-- start Data supplied --
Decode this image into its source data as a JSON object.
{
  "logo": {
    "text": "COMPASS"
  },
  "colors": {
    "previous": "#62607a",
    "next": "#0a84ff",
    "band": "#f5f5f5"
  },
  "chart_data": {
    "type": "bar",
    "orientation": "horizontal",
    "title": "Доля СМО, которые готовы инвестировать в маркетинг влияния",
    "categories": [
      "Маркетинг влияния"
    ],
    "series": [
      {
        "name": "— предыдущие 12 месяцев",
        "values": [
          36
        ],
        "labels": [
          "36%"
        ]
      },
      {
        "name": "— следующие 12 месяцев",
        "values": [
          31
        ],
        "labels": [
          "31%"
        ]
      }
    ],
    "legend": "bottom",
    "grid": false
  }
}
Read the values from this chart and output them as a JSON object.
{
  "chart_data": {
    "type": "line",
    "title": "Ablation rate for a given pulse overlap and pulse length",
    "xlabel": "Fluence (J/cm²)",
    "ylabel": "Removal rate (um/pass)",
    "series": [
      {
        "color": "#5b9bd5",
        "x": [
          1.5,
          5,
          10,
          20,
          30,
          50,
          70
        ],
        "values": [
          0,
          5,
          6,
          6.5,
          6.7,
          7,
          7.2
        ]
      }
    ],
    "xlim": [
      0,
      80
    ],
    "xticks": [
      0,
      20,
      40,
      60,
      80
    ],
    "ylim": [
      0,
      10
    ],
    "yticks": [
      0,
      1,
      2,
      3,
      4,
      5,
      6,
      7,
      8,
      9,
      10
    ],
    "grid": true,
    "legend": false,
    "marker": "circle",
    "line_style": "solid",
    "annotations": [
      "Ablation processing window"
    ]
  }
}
-- end Data supplied --
#### Task to carry out
Scan the data above and copy every line with "JSON" in it.

#### Result for this exercise
Decode this image into its source data as a JSON object.
Read the values from this chart and output them as a JSON object.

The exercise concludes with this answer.